**Data extracts**
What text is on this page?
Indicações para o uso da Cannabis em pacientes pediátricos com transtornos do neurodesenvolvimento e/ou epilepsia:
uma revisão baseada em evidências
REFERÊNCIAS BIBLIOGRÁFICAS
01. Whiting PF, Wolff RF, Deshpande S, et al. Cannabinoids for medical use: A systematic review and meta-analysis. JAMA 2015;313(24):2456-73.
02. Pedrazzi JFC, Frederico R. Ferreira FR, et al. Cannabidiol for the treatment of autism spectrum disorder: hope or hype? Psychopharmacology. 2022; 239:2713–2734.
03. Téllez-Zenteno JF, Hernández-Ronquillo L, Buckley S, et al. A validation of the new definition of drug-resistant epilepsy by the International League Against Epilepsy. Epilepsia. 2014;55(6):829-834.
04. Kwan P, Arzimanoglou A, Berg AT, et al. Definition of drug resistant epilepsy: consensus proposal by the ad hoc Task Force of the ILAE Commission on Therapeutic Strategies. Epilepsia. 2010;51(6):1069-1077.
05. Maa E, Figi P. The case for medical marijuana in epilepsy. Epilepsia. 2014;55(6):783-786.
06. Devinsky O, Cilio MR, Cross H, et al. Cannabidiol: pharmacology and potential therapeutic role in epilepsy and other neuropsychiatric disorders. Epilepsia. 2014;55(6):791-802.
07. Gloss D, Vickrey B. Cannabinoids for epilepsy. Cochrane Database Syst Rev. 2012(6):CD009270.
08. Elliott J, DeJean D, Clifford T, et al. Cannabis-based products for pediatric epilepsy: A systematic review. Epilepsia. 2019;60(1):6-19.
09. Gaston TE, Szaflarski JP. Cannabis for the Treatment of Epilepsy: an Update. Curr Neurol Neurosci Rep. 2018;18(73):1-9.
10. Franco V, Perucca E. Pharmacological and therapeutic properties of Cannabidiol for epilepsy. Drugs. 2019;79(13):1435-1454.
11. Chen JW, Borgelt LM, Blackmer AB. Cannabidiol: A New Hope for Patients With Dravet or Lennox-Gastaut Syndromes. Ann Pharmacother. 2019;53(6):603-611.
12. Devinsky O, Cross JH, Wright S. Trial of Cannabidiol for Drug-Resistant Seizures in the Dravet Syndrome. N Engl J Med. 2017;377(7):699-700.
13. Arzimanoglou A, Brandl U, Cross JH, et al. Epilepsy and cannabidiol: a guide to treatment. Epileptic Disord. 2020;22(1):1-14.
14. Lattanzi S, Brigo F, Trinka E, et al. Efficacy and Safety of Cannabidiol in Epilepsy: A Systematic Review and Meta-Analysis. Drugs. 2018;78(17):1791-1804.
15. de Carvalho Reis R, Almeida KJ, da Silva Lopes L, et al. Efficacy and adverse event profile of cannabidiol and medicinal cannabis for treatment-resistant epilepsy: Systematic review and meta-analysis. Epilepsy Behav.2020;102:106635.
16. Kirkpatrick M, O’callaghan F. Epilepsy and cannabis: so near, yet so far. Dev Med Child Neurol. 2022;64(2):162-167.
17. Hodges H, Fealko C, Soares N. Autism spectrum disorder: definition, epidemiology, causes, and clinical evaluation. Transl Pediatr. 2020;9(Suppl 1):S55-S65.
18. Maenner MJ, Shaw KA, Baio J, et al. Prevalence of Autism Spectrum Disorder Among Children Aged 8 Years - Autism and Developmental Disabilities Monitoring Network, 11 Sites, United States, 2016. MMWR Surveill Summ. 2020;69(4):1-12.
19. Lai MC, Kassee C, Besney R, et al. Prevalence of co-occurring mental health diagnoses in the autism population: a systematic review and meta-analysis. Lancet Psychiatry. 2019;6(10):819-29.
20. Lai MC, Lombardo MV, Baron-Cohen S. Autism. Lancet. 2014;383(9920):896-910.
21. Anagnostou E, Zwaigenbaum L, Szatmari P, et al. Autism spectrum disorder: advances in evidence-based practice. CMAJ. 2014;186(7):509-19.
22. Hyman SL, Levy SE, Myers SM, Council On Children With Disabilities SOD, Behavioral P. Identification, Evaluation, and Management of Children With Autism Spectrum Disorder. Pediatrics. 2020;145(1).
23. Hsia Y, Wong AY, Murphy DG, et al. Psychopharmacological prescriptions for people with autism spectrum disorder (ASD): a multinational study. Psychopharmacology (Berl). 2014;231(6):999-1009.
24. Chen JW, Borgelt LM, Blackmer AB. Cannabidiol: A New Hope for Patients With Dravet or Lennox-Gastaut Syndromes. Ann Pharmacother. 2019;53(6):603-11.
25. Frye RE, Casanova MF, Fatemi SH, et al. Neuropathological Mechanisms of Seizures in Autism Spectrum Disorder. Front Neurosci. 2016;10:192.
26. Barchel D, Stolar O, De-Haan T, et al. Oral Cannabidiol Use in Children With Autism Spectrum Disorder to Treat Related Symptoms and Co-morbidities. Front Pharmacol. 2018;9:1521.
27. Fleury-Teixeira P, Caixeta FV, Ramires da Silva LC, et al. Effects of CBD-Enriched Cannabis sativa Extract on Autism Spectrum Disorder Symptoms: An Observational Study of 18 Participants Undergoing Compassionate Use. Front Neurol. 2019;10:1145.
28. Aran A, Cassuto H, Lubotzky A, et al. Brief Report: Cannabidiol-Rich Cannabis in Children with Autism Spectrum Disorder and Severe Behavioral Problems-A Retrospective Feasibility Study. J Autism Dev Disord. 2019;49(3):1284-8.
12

**Exercise details**
Nothing should be altered. Set down all the data again.

**Exercise solution**
What text is on this page?
Indicações para o uso da Cannabis em pacientes pediátricos com transtornos do neurodesenvolvimento e/ou epilepsia:
uma revisão baseada em evidências
REFERÊNCIAS BIBLIOGRÁFICAS
01. Whiting PF, Wolff RF, Deshpande S, et al. Cannabinoids for medical use: A systematic review and meta-analysis. JAMA 2015;313(24):2456-73.
02. Pedrazzi JFC, Frederico R. Ferreira FR, et al. Cannabidiol for the treatment of autism spectrum disorder: hope or hype? Psychopharmacology. 2022; 239:2713–2734.
03. Téllez-Zenteno JF, Hernández-Ronquillo L, Buckley S, et al. A validation of the new definition of drug-resistant epilepsy by the International League Against Epilepsy. Epilepsia. 2014;55(6):829-834.
04. Kwan P, Arzimanoglou A, Berg AT, et al. Definition of drug resistant epilepsy: consensus proposal by the ad hoc Task Force of the ILAE Commission on Therapeutic Strategies. Epilepsia. 2010;51(6):1069-1077.
05. Maa E, Figi P. The case for medical marijuana in epilepsy. Epilepsia. 2014;55(6):783-786.
06. Devinsky O, Cilio MR, Cross H, et al. Cannabidiol: pharmacology and potential therapeutic role in epilepsy and other neuropsychiatric disorders. Epilepsia. 2014;55(6):791-802.
07. Gloss D, Vickrey B. Cannabinoids for epilepsy. Cochrane Database Syst Rev. 2012(6):CD009270.
08. Elliott J, DeJean D, Clifford T, et al. Cannabis-based products for pediatric epilepsy: A systematic review. Epilepsia. 2019;60(1):6-19.
09. Gaston TE, Szaflarski JP. Cannabis for the Treatment of Epilepsy: an Update. Curr Neurol Neurosci Rep. 2018;18(73):1-9.
10. Franco V, Perucca E. Pharmacological and therapeutic properties of Cannabidiol for epilepsy. Drugs. 2019;79(13):1435-1454.
11. Chen JW, Borgelt LM, Blackmer AB. Cannabidiol: A New Hope for Patients With Dravet or Lennox-Gastaut Syndromes. Ann Pharmacother. 2019;53(6):603-611.
12. Devinsky O, Cross JH, Wright S. Trial of Cannabidiol for Drug-Resistant Seizures in the Dravet Syndrome. N Engl J Med. 2017;377(7):699-700.
13. Arzimanoglou A, Brandl U, Cross JH, et al. Epilepsy and cannabidiol: a guide to treatment. Epileptic Disord. 2020;22(1):1-14.
14. Lattanzi S, Brigo F, Trinka E, et al. Efficacy and Safety of Cannabidiol in Epilepsy: A Systematic Review and Meta-Analysis. Drugs. 2018;78(17):1791-1804.
15. de Carvalho Reis R, Almeida KJ, da Silva Lopes L, et al. Efficacy and adverse event profile of cannabidiol and medicinal cannabis for treatment-resistant epilepsy: Systematic review and meta-analysis. Epilepsy Behav.2020;102:106635.
16. Kirkpatrick M, O’callaghan F. Epilepsy and cannabis: so near, yet so far. Dev Med Child Neurol. 2022;64(2):162-167.
17. Hodges H, Fealko C, Soares N. Autism spectrum disorder: definition, epidemiology, causes, and clinical evaluation. Transl Pediatr. 2020;9(Suppl 1):S55-S65.
18. Maenner MJ, Shaw KA, Baio J, et al. Prevalence of Autism Spectrum Disorder Among Children Aged 8 Years - Autism and Developmental Disabilities Monitoring Network, 11 Sites, United States, 2016. MMWR Surveill Summ. 2020;69(4):1-12.
19. Lai MC, Kassee C, Besney R, et al. Prevalence of co-occurring mental health diagnoses in the autism population: a systematic review and meta-analysis. Lancet Psychiatry. 2019;6(10):819-29.
20. Lai MC, Lombardo MV, Baron-Cohen S. Autism. Lancet. 2014;383(9920):896-910.
21. Anagnostou E, Zwaigenbaum L, Szatmari P, et al. Autism spectrum disorder: advances in evidence-based practice. CMAJ. 2014;186(7):509-19.
22. Hyman SL, Levy SE, Myers SM, Council On Children With Disabilities SOD, Behavioral P. Identification, Evaluation, and Management of Children With Autism Spectrum Disorder. Pediatrics. 2020;145(1).
23. Hsia Y, Wong AY, Murphy DG, et al. Psychopharmacological prescriptions for people with autism spectrum disorder (ASD): a multinational study. Psychopharmacology (Berl). 2014;231(6):999-1009.
24. Chen JW, Borgelt LM, Blackmer AB. Cannabidiol: A New Hope for Patients With Dravet or Lennox-Gastaut Syndromes. Ann Pharmacother. 2019;53(6):603-11.
25. Frye RE, Casanova MF, Fatemi SH, et al. Neuropathological Mechanisms of Seizures in Autism Spectrum Disorder. Front Neurosci. 2016;10:192.
26. Barchel D, Stolar O, De-Haan T, et al. Oral Cannabidiol Use in Children With Autism Spectrum Disorder to Treat Related Symptoms and Co-morbidities. Front Pharmacol. 2018;9:1521.
27. Fleury-Teixeira P, Caixeta FV, Ramires da Silva LC, et al. Effects of CBD-Enriched Cannabis sativa Extract on Autism Spectrum Disorder Symptoms: An Observational Study of 18 Participants Undergoing Compassionate Use. Front Neurol. 2019;10:1145.
28. Aran A, Cassuto H, Lubotzky A, et al. Brief Report: Cannabidiol-Rich Cannabis in Children with Autism Spectrum Disorder and Severe Behavioral Problems-A Retrospective Feasibility Study. J Autism Dev Disord. 2019;49(3):1284-8.
12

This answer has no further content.